Problem details:
Could you transcribe the material below exactly, without leaving out a single line?

--- Begin Input material ---

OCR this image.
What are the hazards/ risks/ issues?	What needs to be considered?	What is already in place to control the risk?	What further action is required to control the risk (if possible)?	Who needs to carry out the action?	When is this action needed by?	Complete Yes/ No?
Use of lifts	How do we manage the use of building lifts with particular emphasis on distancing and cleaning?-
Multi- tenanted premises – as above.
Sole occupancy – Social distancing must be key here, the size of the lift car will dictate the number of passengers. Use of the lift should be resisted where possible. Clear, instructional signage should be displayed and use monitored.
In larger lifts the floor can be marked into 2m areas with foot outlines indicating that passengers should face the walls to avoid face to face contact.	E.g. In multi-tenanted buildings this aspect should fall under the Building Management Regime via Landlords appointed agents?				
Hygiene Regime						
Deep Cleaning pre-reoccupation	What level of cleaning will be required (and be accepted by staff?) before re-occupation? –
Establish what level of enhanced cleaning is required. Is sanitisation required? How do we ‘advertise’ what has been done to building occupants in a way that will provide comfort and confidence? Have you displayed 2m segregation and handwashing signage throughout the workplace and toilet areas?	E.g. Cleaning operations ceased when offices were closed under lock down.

--- End Input material ---

Written response:
OCR this image.
What are the hazards/ risks/ issues?	What needs to be considered?	What is already in place to control the risk?	What further action is required to control the risk (if possible)?	Who needs to carry out the action?	When is this action needed by?	Complete Yes/ No?
Use of lifts	How do we manage the use of building lifts with particular emphasis on distancing and cleaning?-
Multi- tenanted premises – as above.
Sole occupancy – Social distancing must be key here, the size of the lift car will dictate the number of passengers. Use of the lift should be resisted where possible. Clear, instructional signage should be displayed and use monitored.
In larger lifts the floor can be marked into 2m areas with foot outlines indicating that passengers should face the walls to avoid face to face contact.	E.g. In multi-tenanted buildings this aspect should fall under the Building Management Regime via Landlords appointed agents?				
Hygiene Regime						
Deep Cleaning pre-reoccupation	What level of cleaning will be required (and be accepted by staff?) before re-occupation? –
Establish what level of enhanced cleaning is required. Is sanitisation required? How do we ‘advertise’ what has been done to building occupants in a way that will provide comfort and confidence? Have you displayed 2m segregation and handwashing signage throughout the workplace and toilet areas?	E.g. Cleaning operations ceased when offices were closed under lock down.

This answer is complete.